## The problem
Your answer should be the entries below, reproduced character for character.

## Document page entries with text
§
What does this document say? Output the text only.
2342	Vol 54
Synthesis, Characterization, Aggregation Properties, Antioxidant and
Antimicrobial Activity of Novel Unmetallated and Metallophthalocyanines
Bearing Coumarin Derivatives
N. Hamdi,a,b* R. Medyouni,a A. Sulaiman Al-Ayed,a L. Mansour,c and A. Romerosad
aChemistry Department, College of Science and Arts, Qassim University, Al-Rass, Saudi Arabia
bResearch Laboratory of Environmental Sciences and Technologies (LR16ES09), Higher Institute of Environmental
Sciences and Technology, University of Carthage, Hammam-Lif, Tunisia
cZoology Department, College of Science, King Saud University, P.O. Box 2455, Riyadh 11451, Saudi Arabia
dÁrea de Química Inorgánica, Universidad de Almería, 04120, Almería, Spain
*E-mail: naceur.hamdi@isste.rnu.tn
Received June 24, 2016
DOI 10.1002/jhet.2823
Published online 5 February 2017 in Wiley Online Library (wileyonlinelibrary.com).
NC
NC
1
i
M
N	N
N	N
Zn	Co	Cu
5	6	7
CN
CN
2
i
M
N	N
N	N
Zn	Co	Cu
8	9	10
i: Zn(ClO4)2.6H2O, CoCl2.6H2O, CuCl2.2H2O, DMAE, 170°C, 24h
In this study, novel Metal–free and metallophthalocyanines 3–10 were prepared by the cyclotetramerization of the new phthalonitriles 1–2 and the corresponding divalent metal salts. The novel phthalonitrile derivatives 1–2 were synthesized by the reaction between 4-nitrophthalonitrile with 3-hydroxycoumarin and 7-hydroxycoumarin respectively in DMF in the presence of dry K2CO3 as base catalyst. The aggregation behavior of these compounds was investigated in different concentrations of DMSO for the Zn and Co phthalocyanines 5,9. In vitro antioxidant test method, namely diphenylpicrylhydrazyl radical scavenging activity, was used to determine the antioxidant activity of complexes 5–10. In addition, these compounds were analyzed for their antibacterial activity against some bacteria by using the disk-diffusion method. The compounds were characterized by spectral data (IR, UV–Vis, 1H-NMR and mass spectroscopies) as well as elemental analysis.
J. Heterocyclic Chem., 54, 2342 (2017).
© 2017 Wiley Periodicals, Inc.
§
## Solved problem
What does this document say? Output the text only.
2342	Vol 54
Synthesis, Characterization, Aggregation Properties, Antioxidant and
Antimicrobial Activity of Novel Unmetallated and Metallophthalocyanines
Bearing Coumarin Derivatives
N. Hamdi,a,b* R. Medyouni,a A. Sulaiman Al-Ayed,a L. Mansour,c and A. Romerosad
aChemistry Department, College of Science and Arts, Qassim University, Al-Rass, Saudi Arabia
bResearch Laboratory of Environmental Sciences and Technologies (LR16ES09), Higher Institute of Environmental
Sciences and Technology, University of Carthage, Hammam-Lif, Tunisia
cZoology Department, College of Science, King Saud University, P.O. Box 2455, Riyadh 11451, Saudi Arabia
dÁrea de Química Inorgánica, Universidad de Almería, 04120, Almería, Spain
*E-mail: naceur.hamdi@isste.rnu.tn
Received June 24, 2016
DOI 10.1002/jhet.2823
Published online 5 February 2017 in Wiley Online Library (wileyonlinelibrary.com).
NC
NC
1
i
M
N	N
N	N
Zn	Co	Cu
5	6	7
CN
CN
2
i
M
N	N
N	N
Zn	Co	Cu
8	9	10
i: Zn(ClO4)2.6H2O, CoCl2.6H2O, CuCl2.2H2O, DMAE, 170°C, 24h
In this study, novel Metal–free and metallophthalocyanines 3–10 were prepared by the cyclotetramerization of the new phthalonitriles 1–2 and the corresponding divalent metal salts. The novel phthalonitrile derivatives 1–2 were synthesized by the reaction between 4-nitrophthalonitrile with 3-hydroxycoumarin and 7-hydroxycoumarin respectively in DMF in the presence of dry K2CO3 as base catalyst. The aggregation behavior of these compounds was investigated in different concentrations of DMSO for the Zn and Co phthalocyanines 5,9. In vitro antioxidant test method, namely diphenylpicrylhydrazyl radical scavenging activity, was used to determine the antioxidant activity of complexes 5–10. In addition, these compounds were analyzed for their antibacterial activity against some bacteria by using the disk-diffusion method. The compounds were characterized by spectral data (IR, UV–Vis, 1H-NMR and mass spectroscopies) as well as elemental analysis.
J. Heterocyclic Chem., 54, 2342 (2017).
© 2017 Wiley Periodicals, Inc.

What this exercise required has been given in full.